#### To do
Exclude the pictures and reproduce the remaining data exactly as written.

[Collected data]
____

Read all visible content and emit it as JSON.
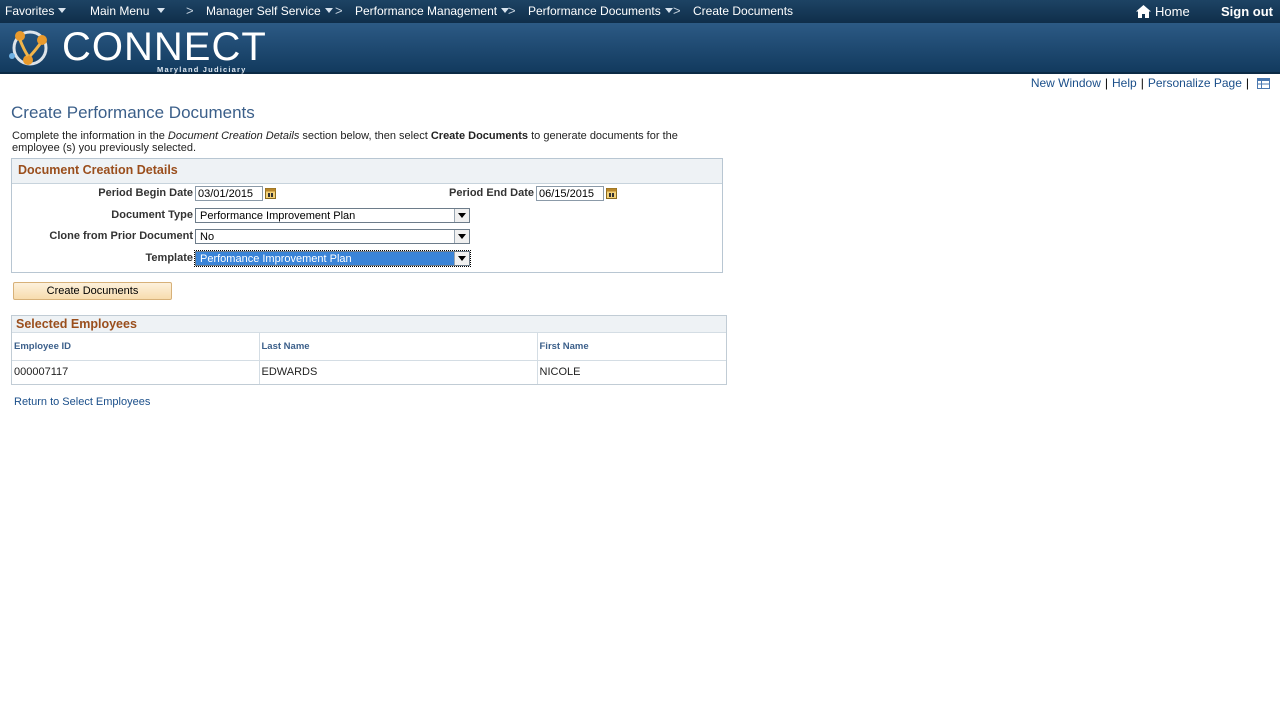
{
  "nav": {
    "favorites": "Favorites",
    "main_menu": "Main Menu",
    "manager_self_service": "Manager Self Service",
    "performance_management": "Performance Management",
    "performance_documents": "Performance Documents",
    "create_documents": "Create Documents",
    "home": "Home",
    "sign_out": "Sign out",
    "separator": ">"
  },
  "banner": {
    "logo_text": "CONNECT",
    "logo_sub": "Maryland Judiciary"
  },
  "page_links": {
    "new_window": "New Window",
    "help": "Help",
    "personalize": "Personalize Page",
    "bar": "|"
  },
  "page": {
    "title": "Create Performance Documents",
    "instr_1": "Complete the information in the ",
    "instr_2": "Document Creation Details",
    "instr_3": " section below, then select ",
    "instr_4": "Create Documents",
    "instr_5": " to generate documents for the employee (s) you previously selected."
  },
  "details": {
    "header": "Document Creation Details",
    "period_begin_label": "Period Begin Date",
    "period_begin_value": "03/01/2015",
    "period_end_label": "Period End Date",
    "period_end_value": "06/15/2015",
    "doc_type_label": "Document Type",
    "doc_type_value": "Performance Improvement Plan",
    "clone_label": "Clone from Prior Document",
    "clone_value": "No",
    "template_label": "Template",
    "template_value": "Perfomance Improvement Plan"
  },
  "create_button": "Create Documents",
  "employees": {
    "header": "Selected Employees",
    "columns": [
      "Employee ID",
      "Last Name",
      "First Name"
    ],
    "rows": [
      [
        "000007117",
        "EDWARDS",
        "NICOLE"
      ]
    ]
  },
  "return_link": "Return to Select Employees",
  "colors": {
    "nav_bg": "#0f2e4a",
    "section_header": "#9a4e1c",
    "link": "#1b4f8a",
    "button_bg": "#f7dcae"
  }
}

____

#### The solution
Read all visible content and emit it as JSON.
{
  "nav": {
    "favorites": "Favorites",
    "main_menu": "Main Menu",
    "manager_self_service": "Manager Self Service",
    "performance_management": "Performance Management",
    "performance_documents": "Performance Documents",
    "create_documents": "Create Documents",
    "home": "Home",
    "sign_out": "Sign out",
    "separator": ">"
  },
  "banner": {
    "logo_text": "CONNECT",
    "logo_sub": "Maryland Judiciary"
  },
  "page_links": {
    "new_window": "New Window",
    "help": "Help",
    "personalize": "Personalize Page",
    "bar": "|"
  },
  "page": {
    "title": "Create Performance Documents",
    "instr_1": "Complete the information in the ",
    "instr_2": "Document Creation Details",
    "instr_3": " section below, then select ",
    "instr_4": "Create Documents",
    "instr_5": " to generate documents for the employee (s) you previously selected."
  },
  "details": {
    "header": "Document Creation Details",
    "period_begin_label": "Period Begin Date",
    "period_begin_value": "03/01/2015",
    "period_end_label": "Period End Date",
    "period_end_value": "06/15/2015",
    "doc_type_label": "Document Type",
    "doc_type_value": "Performance Improvement Plan",
    "clone_label": "Clone from Prior Document",
    "clone_value": "No",
    "template_label": "Template",
    "template_value": "Perfomance Improvement Plan"
  },
  "create_button": "Create Documents",
  "employees": {
    "header": "Selected Employees",
    "columns": [
      "Employee ID",
      "Last Name",
      "First Name"
    ],
    "rows": [
      [
        "000007117",
        "EDWARDS",
        "NICOLE"
      ]
    ]
  },
  "return_link": "Return to Select Employees",
  "colors": {
    "nav_bg": "#0f2e4a",
    "section_header": "#9a4e1c",
    "link": "#1b4f8a",
    "button_bg": "#f7dcae"
  }
}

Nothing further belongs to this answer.